**Request:**
Tally every line of the material that includes "cuenta", then give the tally and nothing else.

**Records supplied:**
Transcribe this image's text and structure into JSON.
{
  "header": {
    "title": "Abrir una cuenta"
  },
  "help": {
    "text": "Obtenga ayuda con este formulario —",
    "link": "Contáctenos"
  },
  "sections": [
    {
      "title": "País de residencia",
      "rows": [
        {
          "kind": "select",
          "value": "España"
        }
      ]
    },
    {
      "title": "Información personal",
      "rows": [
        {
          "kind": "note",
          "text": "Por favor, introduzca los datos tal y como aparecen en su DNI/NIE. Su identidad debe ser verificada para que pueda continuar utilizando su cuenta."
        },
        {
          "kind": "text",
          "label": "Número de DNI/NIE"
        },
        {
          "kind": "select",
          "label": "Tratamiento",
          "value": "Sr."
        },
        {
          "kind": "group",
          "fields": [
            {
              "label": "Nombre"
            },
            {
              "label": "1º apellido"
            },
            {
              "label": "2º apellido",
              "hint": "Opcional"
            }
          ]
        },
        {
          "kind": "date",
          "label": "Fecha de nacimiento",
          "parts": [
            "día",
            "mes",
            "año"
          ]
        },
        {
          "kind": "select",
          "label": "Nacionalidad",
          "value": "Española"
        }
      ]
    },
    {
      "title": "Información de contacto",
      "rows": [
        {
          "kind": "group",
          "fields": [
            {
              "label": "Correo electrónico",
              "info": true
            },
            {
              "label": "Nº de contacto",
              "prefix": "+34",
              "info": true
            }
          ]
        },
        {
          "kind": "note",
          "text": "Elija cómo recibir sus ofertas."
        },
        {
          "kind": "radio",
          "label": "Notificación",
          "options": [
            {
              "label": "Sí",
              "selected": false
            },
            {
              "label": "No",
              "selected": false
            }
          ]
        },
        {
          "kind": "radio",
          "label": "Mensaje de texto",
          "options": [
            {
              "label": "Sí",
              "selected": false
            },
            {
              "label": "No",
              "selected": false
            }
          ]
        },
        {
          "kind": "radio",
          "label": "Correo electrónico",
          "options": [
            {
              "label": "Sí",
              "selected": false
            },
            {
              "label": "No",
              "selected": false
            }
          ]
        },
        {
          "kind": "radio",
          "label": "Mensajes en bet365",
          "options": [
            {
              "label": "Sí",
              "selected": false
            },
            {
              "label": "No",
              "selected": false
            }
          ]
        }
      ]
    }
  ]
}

==

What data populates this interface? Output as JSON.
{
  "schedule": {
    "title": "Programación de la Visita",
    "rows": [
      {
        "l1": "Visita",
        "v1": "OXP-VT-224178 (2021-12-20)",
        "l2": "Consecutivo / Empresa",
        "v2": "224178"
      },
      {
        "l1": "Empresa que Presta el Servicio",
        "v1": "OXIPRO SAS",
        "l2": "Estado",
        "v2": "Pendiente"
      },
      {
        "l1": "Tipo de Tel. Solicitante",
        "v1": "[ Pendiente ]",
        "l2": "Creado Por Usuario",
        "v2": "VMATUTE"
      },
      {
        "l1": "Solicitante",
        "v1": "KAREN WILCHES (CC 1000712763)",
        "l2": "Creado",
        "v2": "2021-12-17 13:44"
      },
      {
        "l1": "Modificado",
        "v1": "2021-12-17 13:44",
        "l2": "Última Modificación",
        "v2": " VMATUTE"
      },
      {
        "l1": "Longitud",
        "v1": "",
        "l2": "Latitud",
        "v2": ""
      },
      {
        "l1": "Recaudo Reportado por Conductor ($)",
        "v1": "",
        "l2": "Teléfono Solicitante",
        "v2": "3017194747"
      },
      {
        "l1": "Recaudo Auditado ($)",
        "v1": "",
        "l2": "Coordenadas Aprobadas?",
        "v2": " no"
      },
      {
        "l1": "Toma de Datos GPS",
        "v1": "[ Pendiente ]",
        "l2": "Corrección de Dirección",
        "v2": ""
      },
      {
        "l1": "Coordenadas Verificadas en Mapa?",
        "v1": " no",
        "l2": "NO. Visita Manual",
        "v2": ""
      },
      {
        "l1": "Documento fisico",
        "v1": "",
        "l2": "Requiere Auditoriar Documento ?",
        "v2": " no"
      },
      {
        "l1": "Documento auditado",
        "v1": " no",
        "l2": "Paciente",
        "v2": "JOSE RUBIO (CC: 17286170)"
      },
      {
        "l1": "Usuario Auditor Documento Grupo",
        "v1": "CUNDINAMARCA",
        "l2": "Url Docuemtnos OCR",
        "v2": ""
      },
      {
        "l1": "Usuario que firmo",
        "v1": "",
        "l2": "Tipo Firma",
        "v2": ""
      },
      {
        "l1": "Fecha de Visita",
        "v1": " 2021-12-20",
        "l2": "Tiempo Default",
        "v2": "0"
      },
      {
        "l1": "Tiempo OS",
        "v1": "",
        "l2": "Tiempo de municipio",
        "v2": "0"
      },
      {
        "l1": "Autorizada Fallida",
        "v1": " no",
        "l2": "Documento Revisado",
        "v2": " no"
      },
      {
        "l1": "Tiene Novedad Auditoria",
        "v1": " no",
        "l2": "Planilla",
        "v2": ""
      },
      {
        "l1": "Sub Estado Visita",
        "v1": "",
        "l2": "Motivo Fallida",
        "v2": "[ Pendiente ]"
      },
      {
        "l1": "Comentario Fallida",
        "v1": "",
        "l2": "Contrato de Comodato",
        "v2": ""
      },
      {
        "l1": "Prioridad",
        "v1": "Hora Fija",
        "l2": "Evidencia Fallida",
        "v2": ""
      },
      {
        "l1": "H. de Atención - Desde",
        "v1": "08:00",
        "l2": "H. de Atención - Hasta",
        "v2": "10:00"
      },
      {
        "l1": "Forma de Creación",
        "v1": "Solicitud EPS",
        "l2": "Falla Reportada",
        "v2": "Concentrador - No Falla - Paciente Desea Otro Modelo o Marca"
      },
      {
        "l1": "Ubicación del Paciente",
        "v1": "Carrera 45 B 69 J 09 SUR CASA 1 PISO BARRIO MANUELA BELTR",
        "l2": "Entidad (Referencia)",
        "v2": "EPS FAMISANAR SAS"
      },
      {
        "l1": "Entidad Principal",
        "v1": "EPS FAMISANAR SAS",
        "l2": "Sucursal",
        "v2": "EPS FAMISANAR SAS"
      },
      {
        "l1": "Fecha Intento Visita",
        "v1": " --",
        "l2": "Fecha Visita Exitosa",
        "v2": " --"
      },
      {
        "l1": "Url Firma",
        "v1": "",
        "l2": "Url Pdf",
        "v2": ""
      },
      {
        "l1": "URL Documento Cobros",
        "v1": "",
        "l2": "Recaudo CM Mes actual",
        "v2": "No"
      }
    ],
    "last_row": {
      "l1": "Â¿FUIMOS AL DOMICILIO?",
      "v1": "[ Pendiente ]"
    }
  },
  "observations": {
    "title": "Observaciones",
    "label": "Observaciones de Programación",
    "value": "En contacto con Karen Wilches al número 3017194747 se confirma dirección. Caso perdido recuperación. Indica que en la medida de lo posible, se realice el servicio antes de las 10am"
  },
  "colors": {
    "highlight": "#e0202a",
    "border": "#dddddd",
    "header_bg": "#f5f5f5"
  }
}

...

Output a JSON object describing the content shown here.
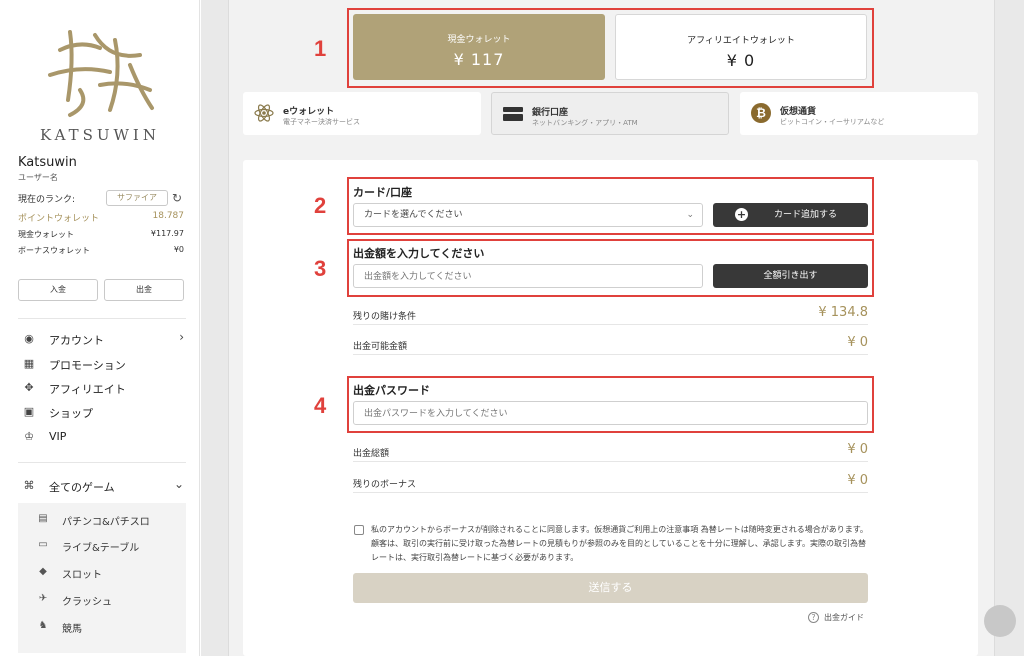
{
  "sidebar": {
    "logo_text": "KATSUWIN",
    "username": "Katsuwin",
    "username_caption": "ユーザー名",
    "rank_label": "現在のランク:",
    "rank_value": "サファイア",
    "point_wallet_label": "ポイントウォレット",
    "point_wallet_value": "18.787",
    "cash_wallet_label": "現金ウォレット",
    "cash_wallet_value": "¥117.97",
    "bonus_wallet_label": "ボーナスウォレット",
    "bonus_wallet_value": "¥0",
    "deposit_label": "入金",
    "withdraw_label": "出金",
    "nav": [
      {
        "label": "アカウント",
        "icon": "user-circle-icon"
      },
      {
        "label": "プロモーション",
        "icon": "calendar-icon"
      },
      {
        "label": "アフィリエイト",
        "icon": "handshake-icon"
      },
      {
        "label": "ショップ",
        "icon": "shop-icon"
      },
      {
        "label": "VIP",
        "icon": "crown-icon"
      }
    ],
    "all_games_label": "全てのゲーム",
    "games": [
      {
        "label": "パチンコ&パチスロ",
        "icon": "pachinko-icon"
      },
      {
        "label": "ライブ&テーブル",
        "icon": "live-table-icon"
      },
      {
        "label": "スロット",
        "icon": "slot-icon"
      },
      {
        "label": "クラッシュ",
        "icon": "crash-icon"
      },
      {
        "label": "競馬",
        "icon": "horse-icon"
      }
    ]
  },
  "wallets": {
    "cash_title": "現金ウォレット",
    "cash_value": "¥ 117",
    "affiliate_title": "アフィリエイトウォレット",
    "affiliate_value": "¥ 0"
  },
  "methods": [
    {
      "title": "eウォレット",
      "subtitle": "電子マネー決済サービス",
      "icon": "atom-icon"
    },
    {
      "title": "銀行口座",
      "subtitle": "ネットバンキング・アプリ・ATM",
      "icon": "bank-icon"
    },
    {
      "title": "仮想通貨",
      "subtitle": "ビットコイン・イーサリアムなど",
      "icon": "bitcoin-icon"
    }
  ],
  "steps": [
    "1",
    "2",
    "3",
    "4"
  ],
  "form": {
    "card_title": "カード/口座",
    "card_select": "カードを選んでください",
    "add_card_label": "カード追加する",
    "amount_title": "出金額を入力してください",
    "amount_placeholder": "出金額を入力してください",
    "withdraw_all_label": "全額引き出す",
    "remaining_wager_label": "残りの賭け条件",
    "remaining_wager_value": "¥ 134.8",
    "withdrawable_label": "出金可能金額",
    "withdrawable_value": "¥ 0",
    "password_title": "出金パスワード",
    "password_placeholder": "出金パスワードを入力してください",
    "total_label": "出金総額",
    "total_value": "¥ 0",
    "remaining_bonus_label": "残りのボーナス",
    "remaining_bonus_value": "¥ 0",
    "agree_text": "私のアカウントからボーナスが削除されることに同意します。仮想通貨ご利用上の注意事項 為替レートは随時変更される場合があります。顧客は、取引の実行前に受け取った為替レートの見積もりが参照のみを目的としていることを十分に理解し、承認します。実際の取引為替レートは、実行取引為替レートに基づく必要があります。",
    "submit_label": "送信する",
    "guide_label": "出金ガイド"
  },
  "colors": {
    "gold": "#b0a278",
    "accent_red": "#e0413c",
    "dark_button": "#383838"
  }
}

**Final result:**
2